■ EXERCISE DETAILS: Reproduce the listing below exactly, minus its pictures.
§ §
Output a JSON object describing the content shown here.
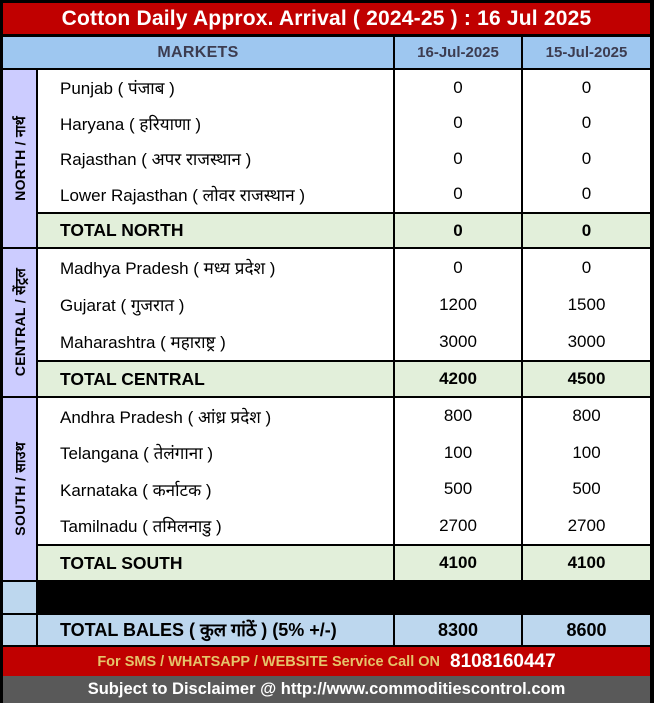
{
  "title": "Cotton Daily Approx. Arrival ( 2024-25 ) : 16 Jul 2025",
  "header": {
    "markets": "MARKETS",
    "col1": "16-Jul-2025",
    "col2": "15-Jul-2025"
  },
  "sections": [
    {
      "region": "NORTH / नार्थ",
      "rows": [
        {
          "name": "Punjab ( पंजाब )",
          "v1": "0",
          "v2": "0"
        },
        {
          "name": "Haryana ( हरियाणा )",
          "v1": "0",
          "v2": "0"
        },
        {
          "name": "Rajasthan ( अपर राजस्थान )",
          "v1": "0",
          "v2": "0"
        },
        {
          "name": "Lower Rajasthan ( लोवर राजस्थान )",
          "v1": "0",
          "v2": "0"
        }
      ],
      "total": {
        "label": "TOTAL NORTH",
        "v1": "0",
        "v2": "0"
      }
    },
    {
      "region": "CENTRAL / सेंट्रल",
      "rows": [
        {
          "name": "Madhya Pradesh ( मध्य प्रदेश )",
          "v1": "0",
          "v2": "0"
        },
        {
          "name": "Gujarat ( गुजरात )",
          "v1": "1200",
          "v2": "1500"
        },
        {
          "name": "Maharashtra ( महाराष्ट्र )",
          "v1": "3000",
          "v2": "3000"
        }
      ],
      "total": {
        "label": "TOTAL CENTRAL",
        "v1": "4200",
        "v2": "4500"
      }
    },
    {
      "region": "SOUTH / साउथ",
      "rows": [
        {
          "name": "Andhra Pradesh ( आंध्र प्रदेश )",
          "v1": "800",
          "v2": "800"
        },
        {
          "name": "Telangana ( तेलंगाना )",
          "v1": "100",
          "v2": "100"
        },
        {
          "name": "Karnataka ( कर्नाटक )",
          "v1": "500",
          "v2": "500"
        },
        {
          "name": "Tamilnadu ( तमिलनाडु )",
          "v1": "2700",
          "v2": "2700"
        }
      ],
      "total": {
        "label": "TOTAL SOUTH",
        "v1": "4100",
        "v2": "4100"
      }
    }
  ],
  "grand_total": {
    "label": "TOTAL BALES ( कुल गांठें ) (5% +/-)",
    "v1": "8300",
    "v2": "8600"
  },
  "footer": {
    "sms_text": "For SMS / WHATSAPP / WEBSITE Service Call  ON",
    "phone": "8108160447",
    "disclaimer": "Subject to Disclaimer @  http://www.commoditiescontrol.com"
  },
  "colors": {
    "red": "#c00000",
    "headerblue": "#9ec7f0",
    "lav": "#ccccff",
    "green": "#e2efda",
    "balesblue": "#bdd7ee",
    "gray": "#595959",
    "gold": "#e5c46b",
    "headertext": "#3c3c50"
  },
  "chart_data": {
    "type": "table",
    "title": "Cotton Daily Approx. Arrival ( 2024-25 ) : 16 Jul 2025",
    "columns": [
      "MARKETS",
      "16-Jul-2025",
      "15-Jul-2025"
    ],
    "groups": [
      {
        "region": "NORTH",
        "rows": [
          [
            "Punjab",
            0,
            0
          ],
          [
            "Haryana",
            0,
            0
          ],
          [
            "Rajasthan",
            0,
            0
          ],
          [
            "Lower Rajasthan",
            0,
            0
          ]
        ],
        "total": [
          "TOTAL NORTH",
          0,
          0
        ]
      },
      {
        "region": "CENTRAL",
        "rows": [
          [
            "Madhya Pradesh",
            0,
            0
          ],
          [
            "Gujarat",
            1200,
            1500
          ],
          [
            "Maharashtra",
            3000,
            3000
          ]
        ],
        "total": [
          "TOTAL CENTRAL",
          4200,
          4500
        ]
      },
      {
        "region": "SOUTH",
        "rows": [
          [
            "Andhra Pradesh",
            800,
            800
          ],
          [
            "Telangana",
            100,
            100
          ],
          [
            "Karnataka",
            500,
            500
          ],
          [
            "Tamilnadu",
            2700,
            2700
          ]
        ],
        "total": [
          "TOTAL SOUTH",
          4100,
          4100
        ]
      }
    ],
    "grand_total": [
      "TOTAL BALES (5% +/-)",
      8300,
      8600
    ]
  }
}
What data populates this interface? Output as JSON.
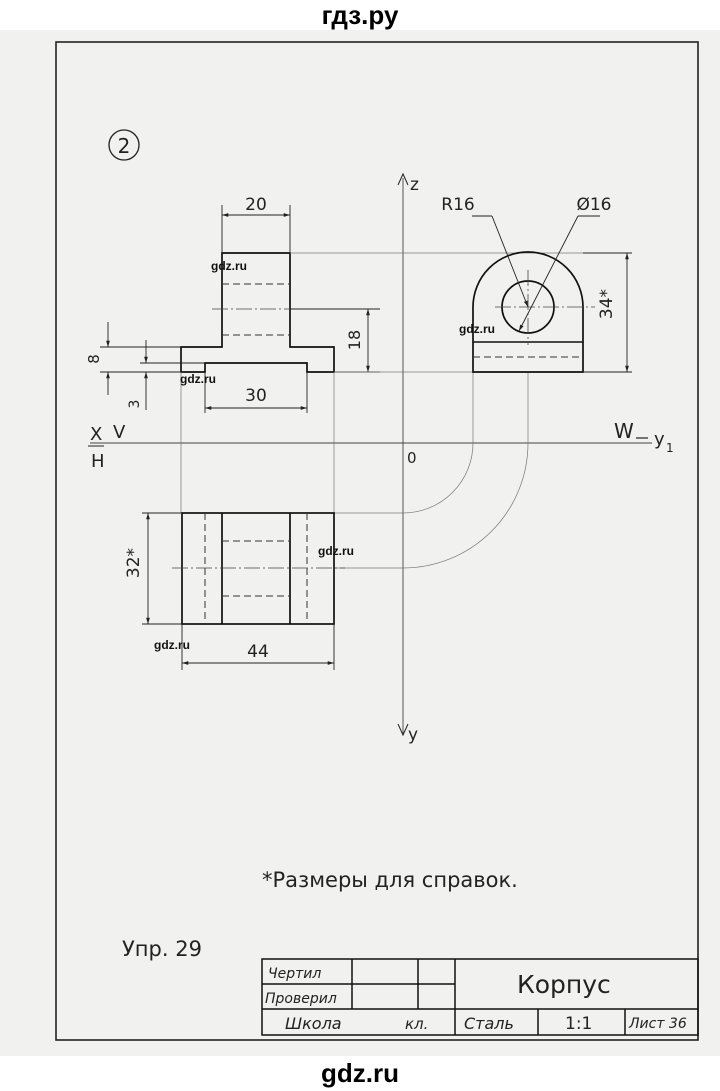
{
  "header": {
    "site_title": "гдз.ру"
  },
  "footer": {
    "site_title": "gdz.ru"
  },
  "sheet": {
    "task_number": "2",
    "axes": {
      "z": "z",
      "y": "y",
      "x": "X",
      "v": "V",
      "h": "H",
      "w": "W",
      "y1": "y",
      "y1_sub": "1",
      "origin": "0"
    },
    "dimensions": {
      "width_20": "20",
      "radius": "R16",
      "diameter": "Ø16",
      "height_8": "8",
      "height_3": "3",
      "width_30": "30",
      "height_18": "18",
      "height_34": "34*",
      "depth_32": "32*",
      "width_44": "44"
    },
    "watermarks": [
      "gdz.ru",
      "gdz.ru",
      "gdz.ru",
      "gdz.ru",
      "gdz.ru"
    ],
    "note": "*Размеры для справок.",
    "exercise": "Упр. 29"
  },
  "title_block": {
    "drawn": "Чертил",
    "checked": "Проверил",
    "school": "Школа",
    "class": "кл.",
    "part_name": "Корпус",
    "material": "Сталь",
    "scale": "1:1",
    "sheet": "Лист 36"
  }
}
§ §
■ ANSWER TO THE TASK:
Output a JSON object describing the content shown here.
{
  "title": "Cotton Daily Approx. Arrival ( 2024-25 ) : 16 Jul 2025",
  "header": {
    "markets": "MARKETS",
    "col1": "16-Jul-2025",
    "col2": "15-Jul-2025"
  },
  "sections": [
    {
      "region": "NORTH / नार्थ",
      "rows": [
        {
          "name": "Punjab ( पंजाब )",
          "v1": "0",
          "v2": "0"
        },
        {
          "name": "Haryana ( हरियाणा )",
          "v1": "0",
          "v2": "0"
        },
        {
          "name": "Rajasthan ( अपर राजस्थान )",
          "v1": "0",
          "v2": "0"
        },
        {
          "name": "Lower Rajasthan ( लोवर राजस्थान )",
          "v1": "0",
          "v2": "0"
        }
      ],
      "total": {
        "label": "TOTAL NORTH",
        "v1": "0",
        "v2": "0"
      }
    },
    {
      "region": "CENTRAL / सेंट्रल",
      "rows": [
        {
          "name": "Madhya Pradesh ( मध्य प्रदेश )",
          "v1": "0",
          "v2": "0"
        },
        {
          "name": "Gujarat ( गुजरात )",
          "v1": "1200",
          "v2": "1500"
        },
        {
          "name": "Maharashtra ( महाराष्ट्र )",
          "v1": "3000",
          "v2": "3000"
        }
      ],
      "total": {
        "label": "TOTAL CENTRAL",
        "v1": "4200",
        "v2": "4500"
      }
    },
    {
      "region": "SOUTH / साउथ",
      "rows": [
        {
          "name": "Andhra Pradesh ( आंध्र प्रदेश )",
          "v1": "800",
          "v2": "800"
        },
        {
          "name": "Telangana ( तेलंगाना )",
          "v1": "100",
          "v2": "100"
        },
        {
          "name": "Karnataka ( कर्नाटक )",
          "v1": "500",
          "v2": "500"
        },
        {
          "name": "Tamilnadu ( तमिलनाडु )",
          "v1": "2700",
          "v2": "2700"
        }
      ],
      "total": {
        "label": "TOTAL SOUTH",
        "v1": "4100",
        "v2": "4100"
      }
    }
  ],
  "grand_total": {
    "label": "TOTAL BALES ( कुल गांठें ) (5% +/-)",
    "v1": "8300",
    "v2": "8600"
  },
  "footer": {
    "sms_text": "For SMS / WHATSAPP / WEBSITE Service Call  ON",
    "phone": "8108160447",
    "disclaimer": "Subject to Disclaimer @  http://www.commoditiescontrol.com"
  },
  "colors": {
    "red": "#c00000",
    "headerblue": "#9ec7f0",
    "lav": "#ccccff",
    "green": "#e2efda",
    "balesblue": "#bdd7ee",
    "gray": "#595959",
    "gold": "#e5c46b",
    "headertext": "#3c3c50"
  },
  "chart_data": {
    "type": "table",
    "title": "Cotton Daily Approx. Arrival ( 2024-25 ) : 16 Jul 2025",
    "columns": [
      "MARKETS",
      "16-Jul-2025",
      "15-Jul-2025"
    ],
    "groups": [
      {
        "region": "NORTH",
        "rows": [
          [
            "Punjab",
            0,
            0
          ],
          [
            "Haryana",
            0,
            0
          ],
          [
            "Rajasthan",
            0,
            0
          ],
          [
            "Lower Rajasthan",
            0,
            0
          ]
        ],
        "total": [
          "TOTAL NORTH",
          0,
          0
        ]
      },
      {
        "region": "CENTRAL",
        "rows": [
          [
            "Madhya Pradesh",
            0,
            0
          ],
          [
            "Gujarat",
            1200,
            1500
          ],
          [
            "Maharashtra",
            3000,
            3000
          ]
        ],
        "total": [
          "TOTAL CENTRAL",
          4200,
          4500
        ]
      },
      {
        "region": "SOUTH",
        "rows": [
          [
            "Andhra Pradesh",
            800,
            800
          ],
          [
            "Telangana",
            100,
            100
          ],
          [
            "Karnataka",
            500,
            500
          ],
          [
            "Tamilnadu",
            2700,
            2700
          ]
        ],
        "total": [
          "TOTAL SOUTH",
          4100,
          4100
        ]
      }
    ],
    "grand_total": [
      "TOTAL BALES (5% +/-)",
      8300,
      8600
    ]
  }
}
What data populates this interface? Output as JSON.
{
  "header": {
    "site_title": "гдз.ру"
  },
  "footer": {
    "site_title": "gdz.ru"
  },
  "sheet": {
    "task_number": "2",
    "axes": {
      "z": "z",
      "y": "y",
      "x": "X",
      "v": "V",
      "h": "H",
      "w": "W",
      "y1": "y",
      "y1_sub": "1",
      "origin": "0"
    },
    "dimensions": {
      "width_20": "20",
      "radius": "R16",
      "diameter": "Ø16",
      "height_8": "8",
      "height_3": "3",
      "width_30": "30",
      "height_18": "18",
      "height_34": "34*",
      "depth_32": "32*",
      "width_44": "44"
    },
    "watermarks": [
      "gdz.ru",
      "gdz.ru",
      "gdz.ru",
      "gdz.ru",
      "gdz.ru"
    ],
    "note": "*Размеры для справок.",
    "exercise": "Упр. 29"
  },
  "title_block": {
    "drawn": "Чертил",
    "checked": "Проверил",
    "school": "Школа",
    "class": "кл.",
    "part_name": "Корпус",
    "material": "Сталь",
    "scale": "1:1",
    "sheet": "Лист 36"
  }
}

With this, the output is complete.